▸ Excerpt provided
>>

= Weiler–Atherton clipping algorithm =

Polygon clipping algorithm

The Weiler–Atherton is a polygon-clipping algorithm. It is used in areas like computer graphics and games development where clipping of polygons is needed. It allows clipping of a subject or candidate polygon by an arbitrarily shaped clipping polygon/area/region.

It is generally applicable only in 2D. However, it can be used in 3D through visible surface determination and with improved efficiency through Z-ordering.

== Preconditions ==

Subdivision with the Weiler-Atherton algorithm

Before being applied to a polygon, the algorithm requires several preconditions to be fulfilled:

- Candidate polygons need to be oriented clockwise.
- Candidate polygons should not be self-intersecting (i.e., re-entrant).
- The algorithm can support holes (as counter-clockwise polygons wholly inside their parent polygon), but requires additional algorithms to decide which polygons are holes, after which merging of the polygons can be performed using a variant of the algorithm.

== Algorithm ==
Given polygon A as the clipping region and polygon B as the subject polygon to be clipped, the algorithm consists of the following steps:
1. List the vertices of the clipping-region polygon A and those of the subject polygon B.
2. Label the listed vertices of subject polygon B as either inside or outside of clipping region A.
3. Find all the polygon intersections and insert them into both lists, linking the lists at the intersections.
4. Generate a list of "inbound" intersections – the intersections where the vector from the intersection to the subsequent vertex of subject polygon B begins inside the clipping region.
5. Follow each intersection clockwise around the linked lists until the start position is found.

If there are no intersections then one of three conditions must be true:
1. A is inside B – return A for clipping, B for merging.
2. B is inside A – return B for clipping, A for merging.

<<

▸ Goals
• A. Give the steps of the algorithm, in order, from the article on the Weiler–Atherton clipping algorithm.
• B. Write out every line of the entries that follow the article exactly, in their original order. Leave out the picture lines.

▸ Material
>>

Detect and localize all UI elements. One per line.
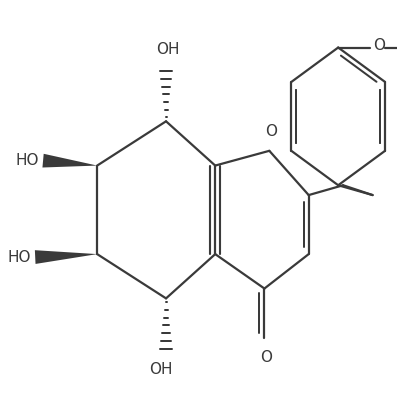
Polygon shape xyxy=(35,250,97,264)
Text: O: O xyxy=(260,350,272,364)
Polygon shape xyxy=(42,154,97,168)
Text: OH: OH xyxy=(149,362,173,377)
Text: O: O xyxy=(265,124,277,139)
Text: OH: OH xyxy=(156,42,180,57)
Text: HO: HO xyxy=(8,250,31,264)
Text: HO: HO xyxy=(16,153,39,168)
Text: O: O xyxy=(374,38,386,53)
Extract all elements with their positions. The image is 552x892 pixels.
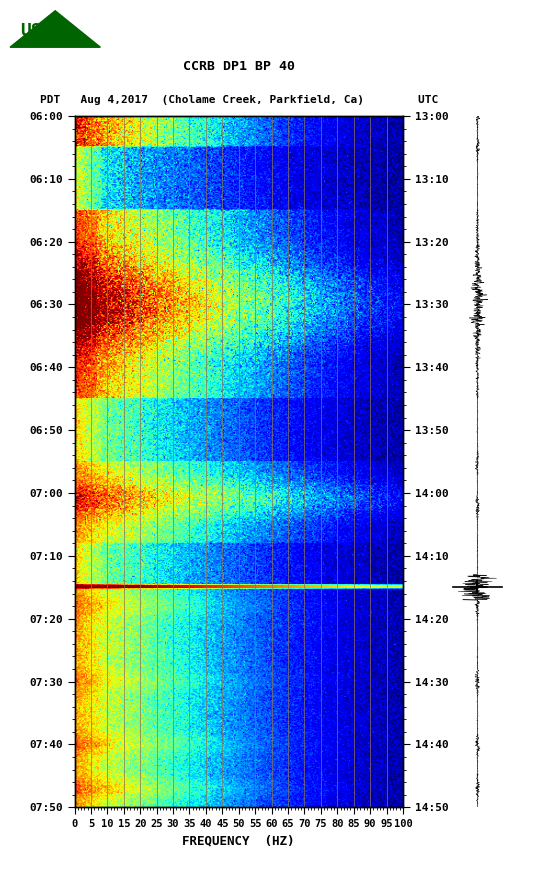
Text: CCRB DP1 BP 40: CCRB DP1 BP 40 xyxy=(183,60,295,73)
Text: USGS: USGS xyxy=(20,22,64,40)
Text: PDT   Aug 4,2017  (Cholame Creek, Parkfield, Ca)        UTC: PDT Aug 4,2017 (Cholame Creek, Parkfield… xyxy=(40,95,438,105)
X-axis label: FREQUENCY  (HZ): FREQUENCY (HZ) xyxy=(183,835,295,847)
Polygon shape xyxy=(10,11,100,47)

<<

▸ Answers to the tasks
• A.
1. List the vertices of the clipping-region polygon A and those of the subject polygon B.
2. Label the listed vertices of subject polygon B as either inside or outside of clipping region A.
3. Find all the polygon intersections and insert them into both lists, linking the lists at the intersections.
4. Generate a list of "inbound" intersections, which are the intersections where the vector from the intersection to the subsequent vertex of subject polygon B begins inside the clipping region.
5. Follow each intersection clockwise around the linked lists until the start position is found.

• B.
Detect and localize all UI elements. One per line.
Polygon shape xyxy=(35,250,97,264)
Text: O: O xyxy=(260,350,272,364)
Polygon shape xyxy=(42,154,97,168)
Text: OH: OH xyxy=(149,362,173,377)
Text: O: O xyxy=(265,124,277,139)
Text: OH: OH xyxy=(156,42,180,57)
Text: HO: HO xyxy=(8,250,31,264)
Text: HO: HO xyxy=(16,153,39,168)
Text: O: O xyxy=(374,38,386,53)
Extract all elements with their positions. The image is 552x892 pixels.
Text: CCRB DP1 BP 40: CCRB DP1 BP 40 xyxy=(183,60,295,73)
Text: USGS: USGS xyxy=(20,22,64,40)
Text: PDT   Aug 4,2017  (Cholame Creek, Parkfield, Ca)        UTC: PDT Aug 4,2017 (Cholame Creek, Parkfield… xyxy=(40,95,438,105)
X-axis label: FREQUENCY  (HZ): FREQUENCY (HZ) xyxy=(183,835,295,847)
Polygon shape xyxy=(10,11,100,47)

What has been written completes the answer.